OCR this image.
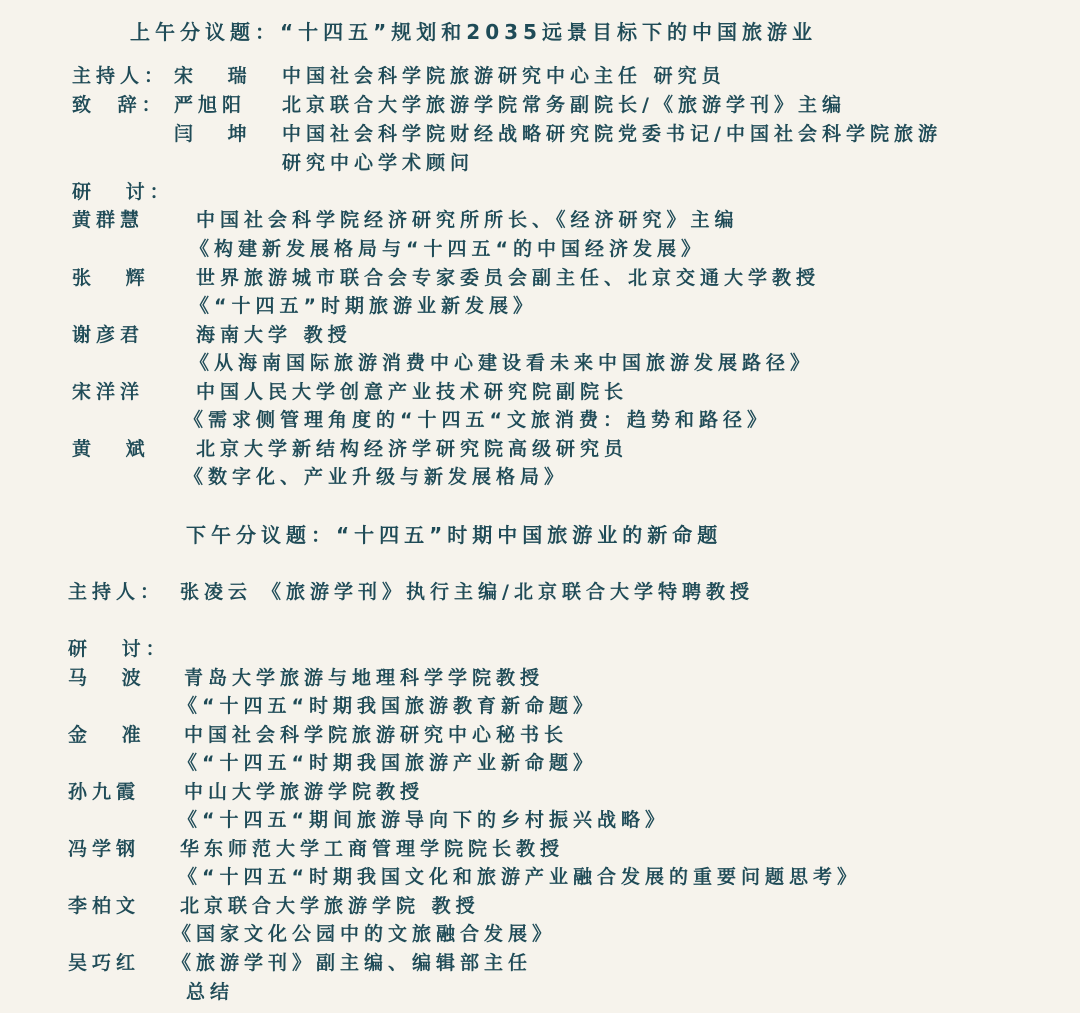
上午分议题：“十四五”规划和2035远景目标下的中国旅游业
主持人： 宋 瑞 中国社会科学院旅游研究中心主任 研究员
致 辞： 严旭阳 北京联合大学旅游学院常务副院长/《旅游学刊》主编
闫 坤 中国社会科学院财经战略研究院党委书记/中国社会科学院旅游
研究中心学术顾问
研 讨：
黄群慧	中国社会科学院经济研究所所长、《经济研究》主编
《构建新发展格局与“十四五“的中国经济发展》
张 辉 世界旅游城市联合会专家委员会副主任、北京交通大学教授
《“十四五”时期旅游业新发展》
谢彦君	海南大学 教授
《从海南国际旅游消费中心建设看未来中国旅游发展路径》
宋洋洋	中国人民大学创意产业技术研究院副院长
《需求侧管理角度的“十四五“文旅消费：趋势和路径》
黄 斌 北京大学新结构经济学研究院高级研究员
《数字化、产业升级与新发展格局》
下午分议题：“十四五”时期中国旅游业的新命题
主持人： 张凌云 《旅游学刊》执行主编/北京联合大学特聘教授
研 讨：
马 波 青岛大学旅游与地理科学学院教授
《“十四五“时期我国旅游教育新命题》
金 准 中国社会科学院旅游研究中心秘书长
《“十四五“时期我国旅游产业新命题》
孙九霞 中山大学旅游学院教授
《“十四五“期间旅游导向下的乡村振兴战略》
冯学钢 华东师范大学工商管理学院院长教授
《“十四五“时期我国文化和旅游产业融合发展的重要问题思考》
李柏文 北京联合大学旅游学院 教授
《国家文化公园中的文旅融合发展》
吴巧红 《旅游学刊》副主编、编辑部主任
总结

────────

# [Instructions for the task]
Out of the material above, select every line that holds the string "旅游学刊".

# [The solution]
致 辞： 严旭阳 北京联合大学旅游学院常务副院长/《旅游学刊》主编
主持人： 张凌云 《旅游学刊》执行主编/北京联合大学特聘教授
吴巧红 《旅游学刊》副主编、编辑部主任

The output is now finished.